Collected data -

>> BEGIN

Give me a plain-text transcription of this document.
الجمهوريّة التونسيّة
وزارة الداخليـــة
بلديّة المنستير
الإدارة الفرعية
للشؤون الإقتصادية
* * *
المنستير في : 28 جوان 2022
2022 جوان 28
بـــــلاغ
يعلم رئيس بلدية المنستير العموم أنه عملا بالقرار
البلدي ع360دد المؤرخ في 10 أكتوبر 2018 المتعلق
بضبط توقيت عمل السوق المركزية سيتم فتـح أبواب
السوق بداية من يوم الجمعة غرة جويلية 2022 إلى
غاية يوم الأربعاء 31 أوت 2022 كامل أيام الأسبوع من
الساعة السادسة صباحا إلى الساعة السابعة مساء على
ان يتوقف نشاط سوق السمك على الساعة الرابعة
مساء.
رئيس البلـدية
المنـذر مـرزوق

>> END

Print every record exactly as it was given.

Give me a plain-text transcription of this document.
الجمهوريّة التونسيّة
وزارة الداخليـــة
بلديّة المنستير
الإدارة الفرعية
للشؤون الإقتصادية
* * *
المنستير في : 28 جوان 2022
2022 جوان 28
بـــــلاغ
يعلم رئيس بلدية المنستير العموم أنه عملا بالقرار
البلدي ع360دد المؤرخ في 10 أكتوبر 2018 المتعلق
بضبط توقيت عمل السوق المركزية سيتم فتـح أبواب
السوق بداية من يوم الجمعة غرة جويلية 2022 إلى
غاية يوم الأربعاء 31 أوت 2022 كامل أيام الأسبوع من
الساعة السادسة صباحا إلى الساعة السابعة مساء على
ان يتوقف نشاط سوق السمك على الساعة الرابعة
مساء.
رئيس البلـدية
المنـذر مـرزوق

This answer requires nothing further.